▶ [Work required]
Copy out all the lines in the records that include the word "minutes".

▶ [Data]
begin
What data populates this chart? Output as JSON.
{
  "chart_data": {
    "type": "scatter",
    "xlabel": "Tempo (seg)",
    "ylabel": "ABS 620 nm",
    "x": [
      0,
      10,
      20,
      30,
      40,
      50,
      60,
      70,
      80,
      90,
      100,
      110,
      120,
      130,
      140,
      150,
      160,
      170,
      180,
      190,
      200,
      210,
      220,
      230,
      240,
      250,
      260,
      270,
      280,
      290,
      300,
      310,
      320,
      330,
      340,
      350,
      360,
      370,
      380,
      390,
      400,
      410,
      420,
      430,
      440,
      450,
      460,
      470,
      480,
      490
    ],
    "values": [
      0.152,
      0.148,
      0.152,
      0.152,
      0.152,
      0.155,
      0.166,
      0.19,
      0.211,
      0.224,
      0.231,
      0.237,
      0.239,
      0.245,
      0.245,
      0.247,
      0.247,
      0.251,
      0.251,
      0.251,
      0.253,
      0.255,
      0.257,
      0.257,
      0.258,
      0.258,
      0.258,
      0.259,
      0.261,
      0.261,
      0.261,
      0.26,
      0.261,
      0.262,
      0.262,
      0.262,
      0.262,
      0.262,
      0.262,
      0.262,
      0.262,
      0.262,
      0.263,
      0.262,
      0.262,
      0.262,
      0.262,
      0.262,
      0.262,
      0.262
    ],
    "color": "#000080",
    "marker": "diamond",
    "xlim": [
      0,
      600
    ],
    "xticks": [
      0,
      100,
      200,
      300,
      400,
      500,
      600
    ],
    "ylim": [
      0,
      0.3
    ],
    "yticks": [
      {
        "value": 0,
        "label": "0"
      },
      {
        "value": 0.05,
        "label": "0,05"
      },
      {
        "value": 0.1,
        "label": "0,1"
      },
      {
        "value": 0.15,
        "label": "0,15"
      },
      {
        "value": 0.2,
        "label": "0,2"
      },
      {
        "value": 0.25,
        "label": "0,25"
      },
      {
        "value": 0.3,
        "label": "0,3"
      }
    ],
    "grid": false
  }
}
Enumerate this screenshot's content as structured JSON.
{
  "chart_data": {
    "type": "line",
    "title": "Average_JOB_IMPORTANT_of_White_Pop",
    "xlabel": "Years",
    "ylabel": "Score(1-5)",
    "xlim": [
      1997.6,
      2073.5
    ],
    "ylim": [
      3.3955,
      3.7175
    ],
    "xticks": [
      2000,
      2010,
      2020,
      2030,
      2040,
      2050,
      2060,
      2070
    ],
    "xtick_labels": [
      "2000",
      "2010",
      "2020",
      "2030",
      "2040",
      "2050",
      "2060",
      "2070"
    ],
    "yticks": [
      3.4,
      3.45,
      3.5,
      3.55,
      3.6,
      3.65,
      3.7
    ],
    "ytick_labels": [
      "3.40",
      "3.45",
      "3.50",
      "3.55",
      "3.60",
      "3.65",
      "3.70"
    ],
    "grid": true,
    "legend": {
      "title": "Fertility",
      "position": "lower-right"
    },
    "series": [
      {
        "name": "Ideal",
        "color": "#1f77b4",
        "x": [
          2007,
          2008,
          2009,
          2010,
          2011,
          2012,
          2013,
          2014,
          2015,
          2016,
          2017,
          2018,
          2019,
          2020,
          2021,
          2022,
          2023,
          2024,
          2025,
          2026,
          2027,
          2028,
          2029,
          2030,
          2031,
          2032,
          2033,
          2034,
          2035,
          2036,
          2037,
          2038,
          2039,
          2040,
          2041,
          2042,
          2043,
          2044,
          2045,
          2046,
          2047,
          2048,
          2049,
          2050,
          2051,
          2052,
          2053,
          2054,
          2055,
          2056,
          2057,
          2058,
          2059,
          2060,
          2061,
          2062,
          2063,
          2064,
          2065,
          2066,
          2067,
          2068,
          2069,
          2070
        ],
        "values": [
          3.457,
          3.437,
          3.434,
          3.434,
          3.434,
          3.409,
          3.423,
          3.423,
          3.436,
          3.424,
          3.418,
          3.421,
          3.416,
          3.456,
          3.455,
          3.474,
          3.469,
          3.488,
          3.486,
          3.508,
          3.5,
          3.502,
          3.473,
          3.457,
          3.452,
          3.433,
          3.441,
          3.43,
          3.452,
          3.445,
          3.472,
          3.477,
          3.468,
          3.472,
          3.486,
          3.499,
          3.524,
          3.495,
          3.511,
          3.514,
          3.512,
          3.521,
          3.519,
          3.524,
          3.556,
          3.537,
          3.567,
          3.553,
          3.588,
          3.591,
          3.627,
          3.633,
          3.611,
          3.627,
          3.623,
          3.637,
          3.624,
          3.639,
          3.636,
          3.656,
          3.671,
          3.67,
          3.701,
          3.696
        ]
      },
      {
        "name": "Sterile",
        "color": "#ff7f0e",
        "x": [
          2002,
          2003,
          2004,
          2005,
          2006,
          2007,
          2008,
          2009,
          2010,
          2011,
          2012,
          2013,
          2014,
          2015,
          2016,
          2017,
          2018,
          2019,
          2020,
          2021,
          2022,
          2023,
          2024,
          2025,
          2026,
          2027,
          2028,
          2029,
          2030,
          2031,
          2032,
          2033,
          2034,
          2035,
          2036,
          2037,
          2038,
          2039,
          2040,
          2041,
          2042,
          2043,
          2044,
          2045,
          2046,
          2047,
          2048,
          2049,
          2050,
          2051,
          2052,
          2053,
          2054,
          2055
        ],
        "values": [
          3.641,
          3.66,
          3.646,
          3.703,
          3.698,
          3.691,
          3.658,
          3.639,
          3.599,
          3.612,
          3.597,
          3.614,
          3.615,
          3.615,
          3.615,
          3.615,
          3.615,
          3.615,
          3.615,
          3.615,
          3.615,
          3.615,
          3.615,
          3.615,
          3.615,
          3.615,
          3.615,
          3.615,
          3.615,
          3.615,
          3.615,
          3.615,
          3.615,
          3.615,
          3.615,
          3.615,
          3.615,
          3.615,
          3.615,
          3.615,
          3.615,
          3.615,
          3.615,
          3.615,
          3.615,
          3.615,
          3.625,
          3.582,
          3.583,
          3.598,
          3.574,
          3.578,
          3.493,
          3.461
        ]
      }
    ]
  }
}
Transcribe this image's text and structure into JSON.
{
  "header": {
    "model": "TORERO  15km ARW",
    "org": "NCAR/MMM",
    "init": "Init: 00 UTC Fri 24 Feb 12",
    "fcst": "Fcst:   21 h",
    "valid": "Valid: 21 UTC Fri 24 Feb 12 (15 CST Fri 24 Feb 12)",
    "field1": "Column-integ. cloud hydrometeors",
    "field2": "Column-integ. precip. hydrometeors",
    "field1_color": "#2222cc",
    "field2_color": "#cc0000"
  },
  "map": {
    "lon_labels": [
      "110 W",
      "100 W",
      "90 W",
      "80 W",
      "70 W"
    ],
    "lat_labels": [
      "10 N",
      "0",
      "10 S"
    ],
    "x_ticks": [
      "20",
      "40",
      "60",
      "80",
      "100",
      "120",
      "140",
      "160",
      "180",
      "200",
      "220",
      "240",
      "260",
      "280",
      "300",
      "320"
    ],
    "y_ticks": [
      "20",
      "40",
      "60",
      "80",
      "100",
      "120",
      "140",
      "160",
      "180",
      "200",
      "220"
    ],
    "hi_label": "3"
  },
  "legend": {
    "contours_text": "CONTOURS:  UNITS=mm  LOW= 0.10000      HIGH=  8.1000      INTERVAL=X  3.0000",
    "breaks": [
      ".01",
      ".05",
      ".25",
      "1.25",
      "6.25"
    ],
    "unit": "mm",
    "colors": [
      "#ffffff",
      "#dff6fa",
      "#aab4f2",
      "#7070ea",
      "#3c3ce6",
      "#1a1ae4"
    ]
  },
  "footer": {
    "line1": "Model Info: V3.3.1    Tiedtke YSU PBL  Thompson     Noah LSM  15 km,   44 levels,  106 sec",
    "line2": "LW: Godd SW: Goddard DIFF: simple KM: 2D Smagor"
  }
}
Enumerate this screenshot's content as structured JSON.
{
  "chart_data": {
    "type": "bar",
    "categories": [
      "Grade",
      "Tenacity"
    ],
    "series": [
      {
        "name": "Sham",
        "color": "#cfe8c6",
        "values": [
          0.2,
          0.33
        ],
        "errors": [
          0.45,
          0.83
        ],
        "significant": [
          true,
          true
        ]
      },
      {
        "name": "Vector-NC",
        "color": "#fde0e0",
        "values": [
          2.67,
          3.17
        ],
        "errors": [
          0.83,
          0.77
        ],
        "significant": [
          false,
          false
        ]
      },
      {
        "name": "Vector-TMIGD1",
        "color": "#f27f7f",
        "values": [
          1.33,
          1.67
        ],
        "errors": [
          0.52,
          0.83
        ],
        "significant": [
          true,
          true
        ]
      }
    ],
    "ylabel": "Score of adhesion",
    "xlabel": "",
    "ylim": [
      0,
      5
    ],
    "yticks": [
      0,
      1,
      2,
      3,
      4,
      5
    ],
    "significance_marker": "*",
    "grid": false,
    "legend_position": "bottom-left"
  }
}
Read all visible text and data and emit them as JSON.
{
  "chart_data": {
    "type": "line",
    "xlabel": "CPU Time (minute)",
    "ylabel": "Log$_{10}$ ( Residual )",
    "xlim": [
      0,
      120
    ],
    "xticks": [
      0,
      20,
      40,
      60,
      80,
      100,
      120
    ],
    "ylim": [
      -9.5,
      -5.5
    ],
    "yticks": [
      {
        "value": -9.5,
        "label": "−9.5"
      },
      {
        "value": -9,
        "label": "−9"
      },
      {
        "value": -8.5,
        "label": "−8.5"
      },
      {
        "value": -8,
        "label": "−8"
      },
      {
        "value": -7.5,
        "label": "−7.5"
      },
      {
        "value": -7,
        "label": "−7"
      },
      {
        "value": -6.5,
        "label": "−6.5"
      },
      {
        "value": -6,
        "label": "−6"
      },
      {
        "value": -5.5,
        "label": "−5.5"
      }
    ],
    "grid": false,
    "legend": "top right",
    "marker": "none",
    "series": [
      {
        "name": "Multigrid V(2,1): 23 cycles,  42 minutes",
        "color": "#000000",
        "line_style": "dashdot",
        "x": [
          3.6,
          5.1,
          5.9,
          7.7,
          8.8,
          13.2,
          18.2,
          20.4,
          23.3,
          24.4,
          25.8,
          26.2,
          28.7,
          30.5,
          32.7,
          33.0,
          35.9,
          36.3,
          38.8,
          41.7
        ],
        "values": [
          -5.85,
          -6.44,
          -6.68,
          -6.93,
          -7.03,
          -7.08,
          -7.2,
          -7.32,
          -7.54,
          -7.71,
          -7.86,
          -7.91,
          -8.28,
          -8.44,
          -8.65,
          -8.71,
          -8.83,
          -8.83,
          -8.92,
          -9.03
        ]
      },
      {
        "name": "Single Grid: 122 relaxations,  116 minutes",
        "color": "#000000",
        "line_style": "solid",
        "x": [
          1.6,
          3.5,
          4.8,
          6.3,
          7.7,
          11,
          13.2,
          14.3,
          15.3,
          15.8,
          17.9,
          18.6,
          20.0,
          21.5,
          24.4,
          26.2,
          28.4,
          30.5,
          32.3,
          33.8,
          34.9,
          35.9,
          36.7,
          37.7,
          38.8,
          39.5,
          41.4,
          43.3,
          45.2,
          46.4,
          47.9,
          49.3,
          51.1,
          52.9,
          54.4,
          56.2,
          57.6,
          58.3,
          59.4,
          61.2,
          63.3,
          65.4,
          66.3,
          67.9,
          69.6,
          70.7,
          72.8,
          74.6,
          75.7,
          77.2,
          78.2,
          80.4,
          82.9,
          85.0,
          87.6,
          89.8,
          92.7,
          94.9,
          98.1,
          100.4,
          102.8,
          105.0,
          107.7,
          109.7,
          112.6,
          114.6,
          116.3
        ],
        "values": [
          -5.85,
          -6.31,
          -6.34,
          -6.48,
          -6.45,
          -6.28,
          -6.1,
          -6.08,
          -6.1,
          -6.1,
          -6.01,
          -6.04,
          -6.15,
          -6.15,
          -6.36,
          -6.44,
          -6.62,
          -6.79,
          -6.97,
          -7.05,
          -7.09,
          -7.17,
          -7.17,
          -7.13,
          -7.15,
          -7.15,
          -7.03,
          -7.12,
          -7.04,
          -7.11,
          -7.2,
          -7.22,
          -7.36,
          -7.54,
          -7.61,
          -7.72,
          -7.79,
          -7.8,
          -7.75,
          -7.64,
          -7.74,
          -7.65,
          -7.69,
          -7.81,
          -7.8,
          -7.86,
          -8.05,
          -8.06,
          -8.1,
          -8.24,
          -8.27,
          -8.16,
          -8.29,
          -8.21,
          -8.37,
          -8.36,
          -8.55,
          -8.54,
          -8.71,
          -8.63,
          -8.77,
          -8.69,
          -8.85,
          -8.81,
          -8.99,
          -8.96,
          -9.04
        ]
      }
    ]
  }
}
end
▶ [The answer]
        "name": "Multigrid V(2,1): 23 cycles,  42 minutes",
        "name": "Single Grid: 122 relaxations,  116 minutes",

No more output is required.